Written exercise » Tally how many lines include "poprzez". The number is the whole answer.

— Start of Rows —

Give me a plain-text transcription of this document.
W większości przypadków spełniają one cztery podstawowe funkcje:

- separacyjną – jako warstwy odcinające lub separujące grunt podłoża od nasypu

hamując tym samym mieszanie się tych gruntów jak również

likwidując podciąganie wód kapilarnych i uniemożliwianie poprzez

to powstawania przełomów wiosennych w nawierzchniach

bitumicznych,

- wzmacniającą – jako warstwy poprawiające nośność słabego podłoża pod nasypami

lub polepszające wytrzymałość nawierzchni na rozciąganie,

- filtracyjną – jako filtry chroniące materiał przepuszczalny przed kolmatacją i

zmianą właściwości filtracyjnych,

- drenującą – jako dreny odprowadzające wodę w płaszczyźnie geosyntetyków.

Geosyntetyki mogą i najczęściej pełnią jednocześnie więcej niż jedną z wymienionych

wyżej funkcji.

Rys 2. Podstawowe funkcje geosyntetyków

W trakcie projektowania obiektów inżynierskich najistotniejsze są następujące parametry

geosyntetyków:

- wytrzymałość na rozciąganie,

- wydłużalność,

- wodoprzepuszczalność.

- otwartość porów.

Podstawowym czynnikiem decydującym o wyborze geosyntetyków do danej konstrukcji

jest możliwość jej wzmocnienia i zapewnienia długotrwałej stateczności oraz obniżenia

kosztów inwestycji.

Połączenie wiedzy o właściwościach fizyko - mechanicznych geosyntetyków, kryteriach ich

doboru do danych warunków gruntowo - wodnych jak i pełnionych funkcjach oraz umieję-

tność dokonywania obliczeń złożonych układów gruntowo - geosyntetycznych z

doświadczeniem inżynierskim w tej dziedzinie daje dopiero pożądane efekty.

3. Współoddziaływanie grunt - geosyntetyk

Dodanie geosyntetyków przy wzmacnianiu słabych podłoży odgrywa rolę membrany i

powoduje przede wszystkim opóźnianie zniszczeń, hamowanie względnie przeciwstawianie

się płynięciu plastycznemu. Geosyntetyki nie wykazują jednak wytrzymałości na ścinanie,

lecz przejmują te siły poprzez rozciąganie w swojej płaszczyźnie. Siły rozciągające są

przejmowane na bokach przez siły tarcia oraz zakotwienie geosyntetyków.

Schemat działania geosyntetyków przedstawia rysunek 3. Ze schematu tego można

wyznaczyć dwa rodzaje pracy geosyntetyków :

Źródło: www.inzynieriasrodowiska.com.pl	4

— End of Rows —

Answer » 2